» WRITTEN TASK A: Return the passage on Hawaiian songs and the missionaries word for word.

Oli and mele were already a part of the Hawaiian tradition. “As the Hawaiian songs were unwritten, and adapted to chanting rather than metrical music, a line was measured by the breath; their hopuna, answering to our line, was as many words as could be easily cantilated at one breath.” (Bingham)

Some songs were translations of Western songs into Hawaiian; some were original verse and melody.  Hawaiʻi Aloha is an example of the music left as a lasting legacy by the missionaries in the Islands.

Missionaries used songs as a part of the celebration, as well as learning process. “At this period, the same style of sermons, prayers, songs, interrogations, and exhortations, which proves effectual in promoting revivals of religion, conversion, or growth in grace among a plain people in the United States, was undoubtedly adapted to be useful at the Sandwich Islands. … some of the people who sat in darkness were beginning to turn their eyes to the light”. (Bingham)

“The king (Kamehameha III) being desirous to use his good voice in singing, we sang together at my house, not war songs, but sacred songs of praise to the God of peace.” (Bingham)

Element location listings
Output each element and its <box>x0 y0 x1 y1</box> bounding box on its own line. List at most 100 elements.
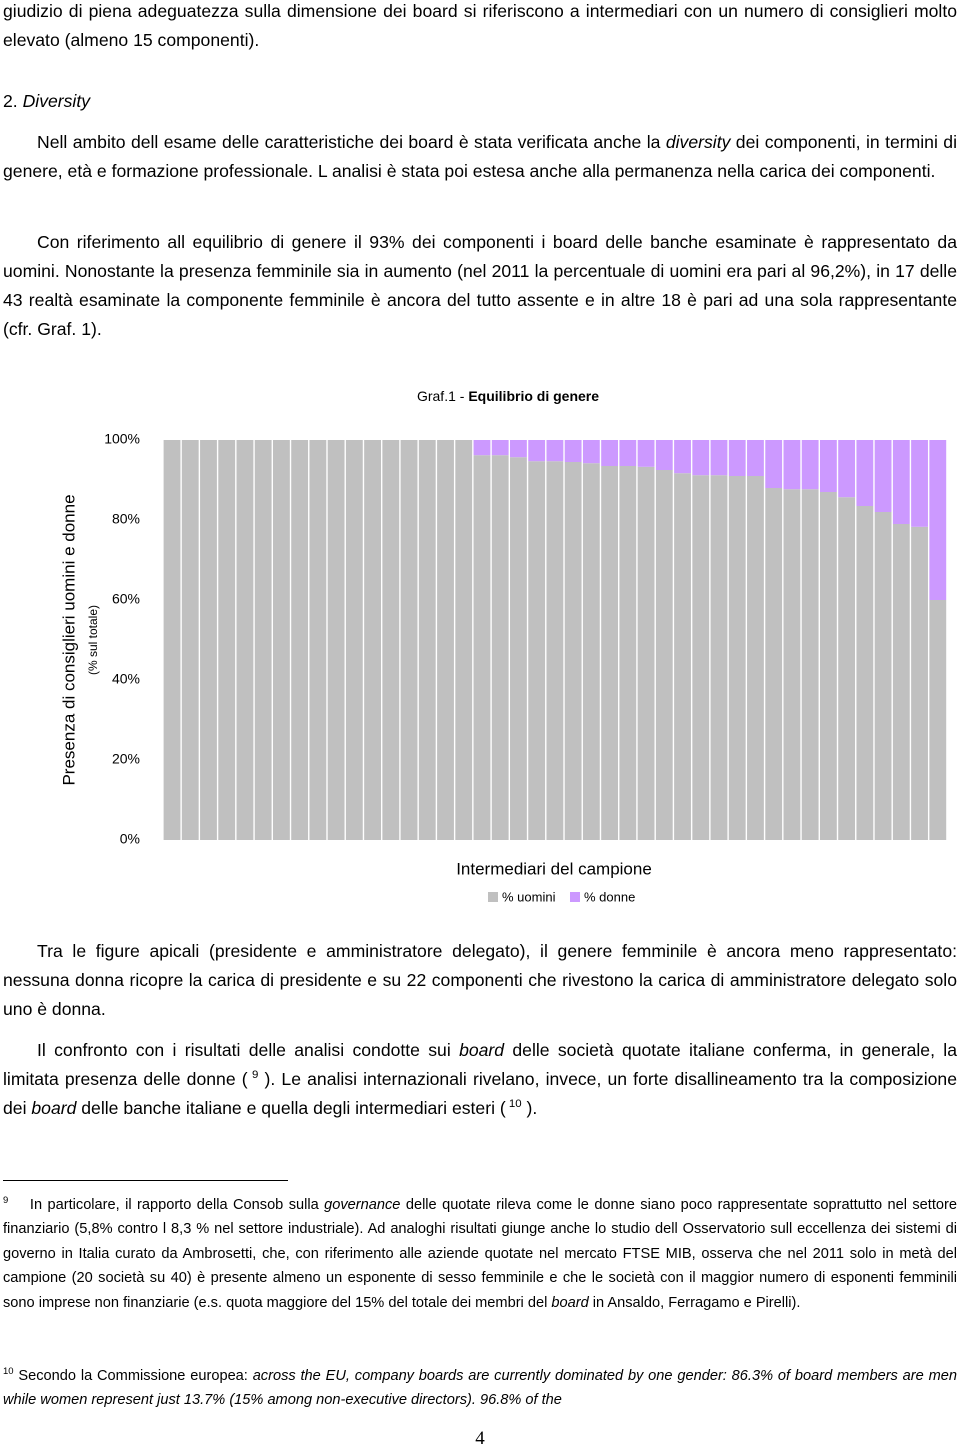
bar-segment <box>291 440 309 840</box>
bar-segment <box>819 440 837 492</box>
bar-segment <box>582 440 600 464</box>
bar-segment <box>236 440 254 840</box>
bar-segment <box>655 440 673 470</box>
page-number: 4 <box>475 1428 485 1449</box>
footnote-number: 10 <box>3 1366 14 1378</box>
y-tick-label: 40% <box>112 671 140 687</box>
bar-segment <box>838 440 856 498</box>
y-tick-label: 20% <box>112 751 140 767</box>
bar-segment <box>218 440 236 840</box>
bar-segment <box>546 461 564 840</box>
bar-segment <box>874 512 892 840</box>
bar-segment <box>327 440 345 840</box>
text: across the EU, company boards are curren… <box>3 1368 957 1409</box>
legend-label: % donne <box>584 889 635 904</box>
bar-segment <box>601 440 619 466</box>
bar-segment <box>783 440 801 490</box>
bar-segment <box>710 475 728 840</box>
chart-title-prefix: Graf.1 - <box>417 388 468 404</box>
footnote: 10 Secondo la Commissione europea: acros… <box>3 1364 957 1413</box>
text: Con riferimento all equilibrio di genere… <box>3 232 957 339</box>
bar-segment <box>455 440 473 840</box>
chart-title-main: Equilibrio di genere <box>468 388 599 404</box>
bar-segment <box>564 440 582 462</box>
bar-segment <box>874 440 892 512</box>
bar-segment <box>345 440 363 840</box>
legend-swatch <box>488 892 498 902</box>
text: Secondo la Commissione europea: <box>18 1368 253 1384</box>
text: diversity <box>665 132 731 152</box>
bar-segment <box>728 476 746 840</box>
bar-segment <box>510 440 527 458</box>
bar-segment <box>783 489 801 840</box>
bar-segment <box>473 455 491 840</box>
bar-segment <box>856 440 874 506</box>
bar-segment <box>163 440 181 840</box>
bar-segment <box>200 440 217 840</box>
footnote-rule <box>3 1180 288 1181</box>
bar-segment <box>911 526 928 840</box>
bar-segment <box>254 440 272 840</box>
bar-segment <box>747 476 764 840</box>
bar-segment <box>674 473 691 840</box>
x-axis-label: Intermediari del campione <box>456 859 652 878</box>
text: giudizio di piena adeguatezza sulla dime… <box>3 1 957 50</box>
bar-segment <box>491 455 509 840</box>
paragraph: Con riferimento all equilibrio di genere… <box>3 228 957 344</box>
bar-segment <box>637 440 655 467</box>
legend-swatch <box>570 892 580 902</box>
bar-segment <box>619 466 637 840</box>
paragraph: Nell ambito dell esame delle caratterist… <box>3 128 957 186</box>
chart: Graf.1 - Equilibrio di genere Presenza d… <box>59 388 947 904</box>
bar-segment <box>674 440 691 474</box>
text: board <box>459 1040 505 1060</box>
bar-segment <box>418 440 436 840</box>
paragraph: Il confronto con i risultati delle anali… <box>3 1036 957 1123</box>
text: Tra le figure apicali (presidente e ammi… <box>3 941 957 1019</box>
bar-segment <box>892 440 910 524</box>
text: ). <box>521 1098 538 1118</box>
y-tick-label: 60% <box>112 591 140 607</box>
bar-segment <box>728 440 746 476</box>
bar-segment <box>747 440 764 476</box>
footnote-number: 9 <box>3 1195 9 1207</box>
text: delle quotate rileva come le donne siano… <box>3 1197 957 1311</box>
bar-segment <box>692 440 710 476</box>
bar-segment <box>510 457 527 840</box>
bar-segment <box>765 488 783 840</box>
footnote: 9 In particolare, il rapporto della Cons… <box>3 1193 957 1315</box>
bar-segment <box>528 440 546 462</box>
bar-segment <box>929 440 947 600</box>
text: In particolare, il rapporto della Consob… <box>29 1197 325 1213</box>
y-tick-label: 0% <box>120 831 140 847</box>
bar-segment <box>528 461 546 840</box>
bar-segment <box>856 506 874 840</box>
bar-segment <box>382 440 400 840</box>
bar-segment <box>911 440 928 527</box>
bar-segment <box>655 470 673 840</box>
bar-segment <box>181 440 199 840</box>
footnote-ref: 9 <box>247 1069 259 1082</box>
bar-segment <box>473 440 491 456</box>
bar-segment <box>710 440 728 476</box>
bar-segment <box>309 440 327 840</box>
bar-segment <box>546 440 564 462</box>
bar-segment <box>619 440 637 466</box>
section-heading: 2. Diversity <box>3 87 957 116</box>
text: delle banche italiane e quella degli int… <box>76 1098 506 1118</box>
legend-label: % uomini <box>502 889 556 904</box>
text: dei componenti, in termini di genere, et… <box>3 132 957 181</box>
text: board <box>31 1098 77 1118</box>
bar-segment <box>637 466 655 840</box>
y-axis-label: Presenza di consiglieri uomini e donne <box>59 494 78 785</box>
bar-segment <box>929 600 947 840</box>
bar-segment <box>601 466 619 840</box>
paragraph: Tra le figure apicali (presidente e ammi… <box>3 937 957 1024</box>
bar-segment <box>692 475 710 840</box>
bar-segment <box>491 440 509 456</box>
bar-segment <box>765 440 783 488</box>
chart-title: Graf.1 - Equilibrio di genere <box>417 388 599 404</box>
text: Il confronto con i risultati delle anali… <box>37 1040 460 1060</box>
text: in Ansaldo, Ferragamo e Pirelli). <box>588 1294 801 1311</box>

» WRITTEN TASK B: In the rows, retype only the lines that begin at the one containing "bar-segment <box>291 440 309 840</box>" and stop after the one containing "footnote-number: 10 <box>3 1366 14 1378</box>", both included.

» EXERCISE OUTPUT A:
Oli and mele were already a part of the Hawaiian tradition. “As the Hawaiian songs were unwritten, and adapted to chanting rather than metrical music, a line was measured by the breath; their hopuna, answering to our line, was as many words as could be easily cantilated at one breath.” (Bingham)

Some songs were translations of Western songs into Hawaiian; some were original verse and melody.  Hawaiʻi Aloha is an example of the music left as a lasting legacy by the missionaries in the Islands.

Missionaries used songs as a part of the celebration, as well as learning process. “At this period, the same style of sermons, prayers, songs, interrogations, and exhortations, which proves effectual in promoting revivals of religion, conversion, or growth in grace among a plain people in the United States, was undoubtedly adapted to be useful at the Sandwich Islands. … some of the people who sat in darkness were beginning to turn their eyes to the light”. (Bingham)

“The king (Kamehameha III) being desirous to use his good voice in singing, we sang together at my house, not war songs, but sacred songs of praise to the God of peace.” (Bingham)

» EXERCISE OUTPUT B:
bar-segment <box>291 440 309 840</box>
bar-segment <box>819 440 837 492</box>
bar-segment <box>582 440 600 464</box>
bar-segment <box>236 440 254 840</box>
bar-segment <box>655 440 673 470</box>
page-number: 4 <box>475 1428 485 1449</box>
footnote-number: 10 <box>3 1366 14 1378</box>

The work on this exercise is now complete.